### PROBLEM DETAILS
Show all lines of the listing that hold the word "South".

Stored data

..........

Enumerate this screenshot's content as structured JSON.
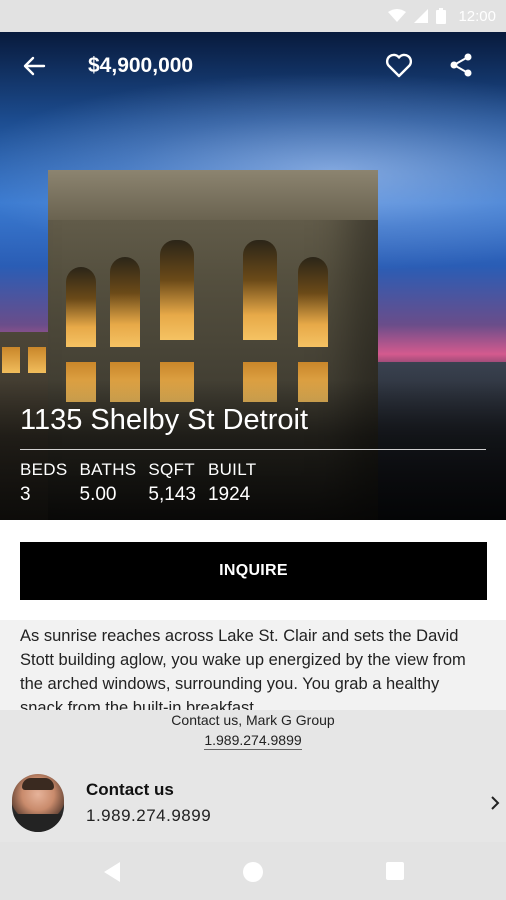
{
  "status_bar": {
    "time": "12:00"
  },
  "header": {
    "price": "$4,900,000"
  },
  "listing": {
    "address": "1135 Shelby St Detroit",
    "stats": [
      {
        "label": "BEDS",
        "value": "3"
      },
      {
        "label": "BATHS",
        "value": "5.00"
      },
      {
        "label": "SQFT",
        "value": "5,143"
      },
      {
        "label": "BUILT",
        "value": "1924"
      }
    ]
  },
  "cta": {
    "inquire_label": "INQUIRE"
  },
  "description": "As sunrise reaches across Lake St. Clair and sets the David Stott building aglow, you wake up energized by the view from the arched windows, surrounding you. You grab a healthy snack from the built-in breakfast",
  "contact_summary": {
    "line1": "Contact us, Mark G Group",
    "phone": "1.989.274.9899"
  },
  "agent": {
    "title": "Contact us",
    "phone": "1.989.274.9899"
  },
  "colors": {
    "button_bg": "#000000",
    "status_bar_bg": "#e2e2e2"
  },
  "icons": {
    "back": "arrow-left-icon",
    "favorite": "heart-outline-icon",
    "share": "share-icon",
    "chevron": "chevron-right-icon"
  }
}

..........

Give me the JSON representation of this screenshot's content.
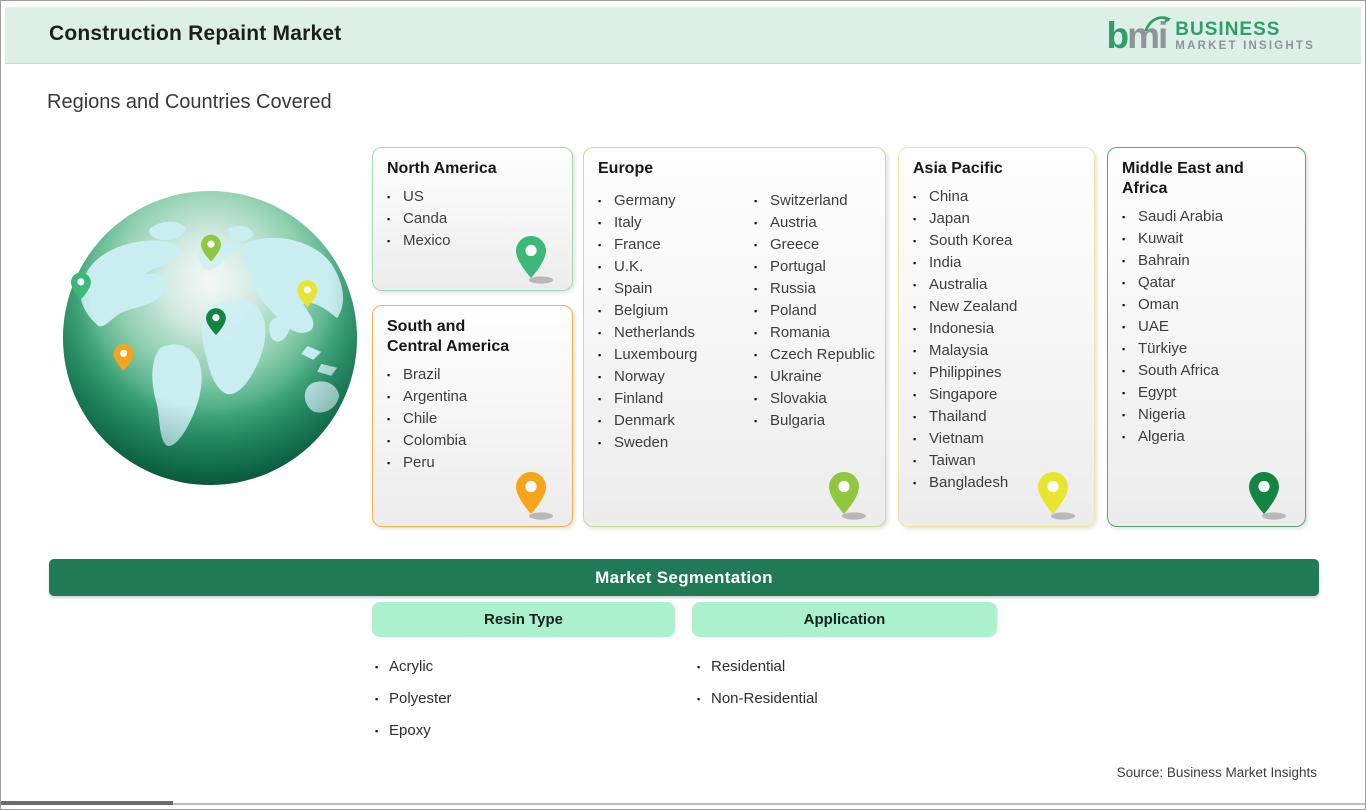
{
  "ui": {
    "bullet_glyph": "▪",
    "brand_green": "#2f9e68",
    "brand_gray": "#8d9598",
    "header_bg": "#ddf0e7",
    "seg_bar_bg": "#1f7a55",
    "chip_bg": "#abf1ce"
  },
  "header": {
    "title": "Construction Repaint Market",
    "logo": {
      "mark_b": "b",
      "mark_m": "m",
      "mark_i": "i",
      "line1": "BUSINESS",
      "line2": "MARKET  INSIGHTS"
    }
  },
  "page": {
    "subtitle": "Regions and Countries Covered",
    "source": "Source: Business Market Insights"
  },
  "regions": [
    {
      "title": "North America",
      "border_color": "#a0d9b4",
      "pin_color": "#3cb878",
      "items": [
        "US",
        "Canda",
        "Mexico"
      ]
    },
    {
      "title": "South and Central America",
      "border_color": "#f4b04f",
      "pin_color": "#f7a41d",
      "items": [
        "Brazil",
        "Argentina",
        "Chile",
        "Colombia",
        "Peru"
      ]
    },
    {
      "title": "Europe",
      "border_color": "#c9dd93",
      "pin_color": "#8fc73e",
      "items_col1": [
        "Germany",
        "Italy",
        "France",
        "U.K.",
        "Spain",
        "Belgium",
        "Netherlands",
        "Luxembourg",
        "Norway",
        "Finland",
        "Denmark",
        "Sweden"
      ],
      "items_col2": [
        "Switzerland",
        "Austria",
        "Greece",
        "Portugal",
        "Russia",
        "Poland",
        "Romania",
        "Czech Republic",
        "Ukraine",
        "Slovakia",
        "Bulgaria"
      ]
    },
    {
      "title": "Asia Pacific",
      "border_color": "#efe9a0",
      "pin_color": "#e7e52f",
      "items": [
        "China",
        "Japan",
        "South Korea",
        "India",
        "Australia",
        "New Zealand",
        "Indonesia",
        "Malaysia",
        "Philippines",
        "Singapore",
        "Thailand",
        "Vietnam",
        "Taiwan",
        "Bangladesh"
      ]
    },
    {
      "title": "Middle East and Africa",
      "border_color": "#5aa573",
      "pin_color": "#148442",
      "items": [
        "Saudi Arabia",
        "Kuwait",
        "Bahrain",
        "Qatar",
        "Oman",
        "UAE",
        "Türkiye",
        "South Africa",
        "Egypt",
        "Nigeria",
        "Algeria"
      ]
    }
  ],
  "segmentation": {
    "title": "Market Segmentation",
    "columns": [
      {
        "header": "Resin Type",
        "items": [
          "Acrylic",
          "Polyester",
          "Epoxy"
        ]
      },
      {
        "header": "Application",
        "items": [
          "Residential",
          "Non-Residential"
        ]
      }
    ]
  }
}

..........

### EXERCISE OUTPUT
      "title": "South and Central America",
        "South Korea",
        "South Africa",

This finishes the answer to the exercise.